*PASSAGE PROVIDED*
In your dashboard, different colors correspond to the number of stars received.

  • Red – 1 star
  • Blue – 2 stars
  • Gold – 3 stars

How to find solutions to challenges (the “answer key”)

  1. Click the menu icon in the top right corner.
  2. Select Classroom from the menu. A list of your classes will appear. Click on a name of a class.
  3. In your dashboard, go to the Progress tab
  4. Using the left and right arrows, locate the challenge number you want a solution for.
  5. Click on the number.
  6. You will now see a reference solution (3 stars) to this challenge.
  7. To go back to your dashboard, click on the “back” arrow in your browser.
  8. If you want to see a reference solution to a skill challenge, first click on the Skill Mode tab, then repeat items 3•5.

How to see a student solution

  1. Go to your classroom dashboard
  2. Click on the Progress tab.
  3. Locate a student’s username in the table.
  4. Click on the star that represents the solution to the challenge you want to see.
  5. Once you click on the star, a pop up window will appear with a time stamp. If the student solved the challenge more than once, a few time stamps will appear, each with its own star. Pick which solution you want to see and click on the time stamp.
  6. You will now see the student’s solution to this challenge.
  7. If you want to see a student’s solution to a Skill Mode challenge, first click on the Skill Mode tab, then repeat items 3-6.

*EXCERPTED DATA*
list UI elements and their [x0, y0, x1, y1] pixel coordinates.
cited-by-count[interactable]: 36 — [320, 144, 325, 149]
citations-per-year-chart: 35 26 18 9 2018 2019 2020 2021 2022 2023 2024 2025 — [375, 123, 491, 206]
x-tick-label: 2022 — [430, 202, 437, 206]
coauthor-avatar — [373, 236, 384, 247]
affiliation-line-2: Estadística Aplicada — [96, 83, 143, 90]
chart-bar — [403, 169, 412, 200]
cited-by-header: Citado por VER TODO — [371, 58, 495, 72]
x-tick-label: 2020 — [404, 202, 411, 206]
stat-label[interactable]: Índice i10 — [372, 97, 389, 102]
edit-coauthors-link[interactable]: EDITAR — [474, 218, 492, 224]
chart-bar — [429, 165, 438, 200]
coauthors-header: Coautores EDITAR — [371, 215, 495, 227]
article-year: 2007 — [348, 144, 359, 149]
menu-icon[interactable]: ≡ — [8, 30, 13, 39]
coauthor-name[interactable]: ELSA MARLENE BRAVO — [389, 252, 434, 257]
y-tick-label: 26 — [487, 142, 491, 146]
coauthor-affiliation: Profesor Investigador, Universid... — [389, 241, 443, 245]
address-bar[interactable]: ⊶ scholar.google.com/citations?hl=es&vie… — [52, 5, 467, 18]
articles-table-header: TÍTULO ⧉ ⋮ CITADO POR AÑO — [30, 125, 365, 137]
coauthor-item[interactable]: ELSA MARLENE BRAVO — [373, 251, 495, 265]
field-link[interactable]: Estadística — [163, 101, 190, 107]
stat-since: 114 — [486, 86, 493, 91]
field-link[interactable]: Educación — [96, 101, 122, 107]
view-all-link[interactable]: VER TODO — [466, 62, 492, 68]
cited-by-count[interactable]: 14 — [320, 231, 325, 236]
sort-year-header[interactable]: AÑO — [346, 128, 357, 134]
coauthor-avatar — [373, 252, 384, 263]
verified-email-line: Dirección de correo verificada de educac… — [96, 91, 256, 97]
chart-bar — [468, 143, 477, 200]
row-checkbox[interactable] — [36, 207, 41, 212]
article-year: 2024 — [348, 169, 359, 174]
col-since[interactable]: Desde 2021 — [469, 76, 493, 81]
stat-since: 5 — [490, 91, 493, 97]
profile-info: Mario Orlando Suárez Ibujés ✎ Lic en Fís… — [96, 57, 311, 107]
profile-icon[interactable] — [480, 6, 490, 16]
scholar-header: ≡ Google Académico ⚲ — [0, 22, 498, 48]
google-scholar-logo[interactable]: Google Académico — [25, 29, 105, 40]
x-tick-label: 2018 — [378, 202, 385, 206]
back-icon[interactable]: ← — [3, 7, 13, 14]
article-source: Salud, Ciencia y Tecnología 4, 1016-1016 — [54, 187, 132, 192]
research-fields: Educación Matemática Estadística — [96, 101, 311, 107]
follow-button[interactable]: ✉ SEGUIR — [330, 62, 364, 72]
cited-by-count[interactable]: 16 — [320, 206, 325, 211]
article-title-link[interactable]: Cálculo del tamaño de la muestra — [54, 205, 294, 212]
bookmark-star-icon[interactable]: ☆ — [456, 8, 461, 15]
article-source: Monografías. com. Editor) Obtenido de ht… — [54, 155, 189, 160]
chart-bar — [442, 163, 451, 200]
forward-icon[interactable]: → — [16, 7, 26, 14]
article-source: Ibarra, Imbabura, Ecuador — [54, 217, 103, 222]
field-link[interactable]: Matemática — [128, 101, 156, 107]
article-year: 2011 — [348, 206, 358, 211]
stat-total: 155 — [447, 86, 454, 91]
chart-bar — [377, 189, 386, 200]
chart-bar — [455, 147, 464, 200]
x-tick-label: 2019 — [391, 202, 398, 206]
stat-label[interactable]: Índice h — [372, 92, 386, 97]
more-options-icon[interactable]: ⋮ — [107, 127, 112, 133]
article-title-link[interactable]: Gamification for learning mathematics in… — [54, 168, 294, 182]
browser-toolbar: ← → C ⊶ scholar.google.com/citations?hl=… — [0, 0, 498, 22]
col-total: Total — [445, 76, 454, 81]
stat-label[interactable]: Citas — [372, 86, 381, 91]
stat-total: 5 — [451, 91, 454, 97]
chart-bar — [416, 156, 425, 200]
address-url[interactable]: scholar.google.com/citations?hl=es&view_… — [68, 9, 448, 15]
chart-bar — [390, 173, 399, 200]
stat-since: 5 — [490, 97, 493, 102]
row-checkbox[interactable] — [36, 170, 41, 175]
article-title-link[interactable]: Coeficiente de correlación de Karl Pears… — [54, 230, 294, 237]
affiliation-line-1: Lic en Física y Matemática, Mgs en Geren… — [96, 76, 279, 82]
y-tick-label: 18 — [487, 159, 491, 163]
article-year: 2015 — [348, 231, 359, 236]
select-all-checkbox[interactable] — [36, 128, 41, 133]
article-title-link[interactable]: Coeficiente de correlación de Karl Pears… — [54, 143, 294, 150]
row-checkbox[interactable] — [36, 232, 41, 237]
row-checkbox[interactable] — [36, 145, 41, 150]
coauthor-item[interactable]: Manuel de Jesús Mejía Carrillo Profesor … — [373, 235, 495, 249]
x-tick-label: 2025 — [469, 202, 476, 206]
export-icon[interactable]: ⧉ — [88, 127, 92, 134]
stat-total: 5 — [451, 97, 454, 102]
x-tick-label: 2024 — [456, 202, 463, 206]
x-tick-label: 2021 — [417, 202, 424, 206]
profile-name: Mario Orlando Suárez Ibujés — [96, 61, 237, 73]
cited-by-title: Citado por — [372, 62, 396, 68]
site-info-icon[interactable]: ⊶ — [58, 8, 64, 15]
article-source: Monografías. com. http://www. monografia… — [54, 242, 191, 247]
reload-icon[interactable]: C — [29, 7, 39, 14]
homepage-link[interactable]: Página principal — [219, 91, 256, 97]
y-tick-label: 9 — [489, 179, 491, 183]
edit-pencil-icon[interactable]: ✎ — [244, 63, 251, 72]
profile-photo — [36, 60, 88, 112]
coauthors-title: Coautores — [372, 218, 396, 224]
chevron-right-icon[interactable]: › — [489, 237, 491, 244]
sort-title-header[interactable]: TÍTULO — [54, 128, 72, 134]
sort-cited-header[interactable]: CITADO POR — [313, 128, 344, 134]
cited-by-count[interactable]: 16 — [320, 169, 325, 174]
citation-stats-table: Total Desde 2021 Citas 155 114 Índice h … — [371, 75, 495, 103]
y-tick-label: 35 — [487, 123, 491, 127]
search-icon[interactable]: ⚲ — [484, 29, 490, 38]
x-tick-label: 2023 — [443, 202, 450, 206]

*DESCRIPTION OF THE TASK*
Reproduce the dashboard instructions text word for word, in its entirety.

*RESPONSE TO THIS TASK*
In your dashboard, different colors correspond to the number of stars received.

  • Red – 1 star
  • Blue – 2 stars
  • Gold – 3 stars

How to find solutions to challenges (the “answer key”)

  1. Click the menu icon in the top right corner.
  2. Select Classroom from the menu. A list of your classes will appear. Click on a name of a class.
  3. In your dashboard, go to the Progress tab
  4. Using the left and right arrows, locate the challenge number you want a solution for.
  5. Click on the number.
  6. You will now see a reference solution (3 stars) to this challenge.
  7. To go back to your dashboard, click on the “back” arrow in your browser.
  8. If you want to see a reference solution to a skill challenge, first click on the Skill Mode tab, then repeat items 3•5.

How to see a student solution

  1. Go to your classroom dashboard
  2. Click on the Progress tab.
  3. Locate a student’s username in the table.
  4. Click on the star that represents the solution to the challenge you want to see.
  5. Once you click on the star, a pop up window will appear with a time stamp. If the student solved the challenge more than once, a few time stamps will appear, each with its own star. Pick which solution you want to see and click on the time stamp.
  6. You will now see the student’s solution to this challenge.
  7. If you want to see a student’s solution to a Skill Mode challenge, first click on the Skill Mode tab, then repeat items 3-6.